-- Start THE DATA --

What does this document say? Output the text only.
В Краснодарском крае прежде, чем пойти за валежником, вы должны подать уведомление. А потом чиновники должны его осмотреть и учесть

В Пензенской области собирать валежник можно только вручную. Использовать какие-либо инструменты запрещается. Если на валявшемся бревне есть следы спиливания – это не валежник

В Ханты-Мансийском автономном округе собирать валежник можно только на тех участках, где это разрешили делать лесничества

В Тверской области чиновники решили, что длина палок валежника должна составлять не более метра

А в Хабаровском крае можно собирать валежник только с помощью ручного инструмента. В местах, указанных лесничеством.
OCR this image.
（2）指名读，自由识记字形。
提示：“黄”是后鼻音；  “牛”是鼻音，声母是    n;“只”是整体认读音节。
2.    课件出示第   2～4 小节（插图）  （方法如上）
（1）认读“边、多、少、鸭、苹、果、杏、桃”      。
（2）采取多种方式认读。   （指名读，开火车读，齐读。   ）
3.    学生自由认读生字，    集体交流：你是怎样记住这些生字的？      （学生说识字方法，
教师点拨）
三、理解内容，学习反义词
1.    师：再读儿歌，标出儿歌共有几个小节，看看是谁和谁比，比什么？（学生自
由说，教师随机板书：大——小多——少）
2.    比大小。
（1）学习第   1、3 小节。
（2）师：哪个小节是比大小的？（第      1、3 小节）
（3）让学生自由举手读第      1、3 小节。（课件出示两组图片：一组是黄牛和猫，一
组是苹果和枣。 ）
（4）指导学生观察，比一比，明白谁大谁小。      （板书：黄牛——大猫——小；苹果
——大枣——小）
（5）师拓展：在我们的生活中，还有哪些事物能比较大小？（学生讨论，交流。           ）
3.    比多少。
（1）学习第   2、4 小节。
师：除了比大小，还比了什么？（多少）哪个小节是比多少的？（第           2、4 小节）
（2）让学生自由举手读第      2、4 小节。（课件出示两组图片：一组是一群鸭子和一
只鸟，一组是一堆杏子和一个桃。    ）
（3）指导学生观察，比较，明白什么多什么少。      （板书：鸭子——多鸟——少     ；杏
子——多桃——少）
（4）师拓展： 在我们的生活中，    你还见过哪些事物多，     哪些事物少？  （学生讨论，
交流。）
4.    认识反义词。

-- End THE DATA --

> _PROBLEM STATEMENT_:
Determine how many lines in the listing above hold the word "собирать", answering with the number only.

> _COMPLETED EXERCISE_:
3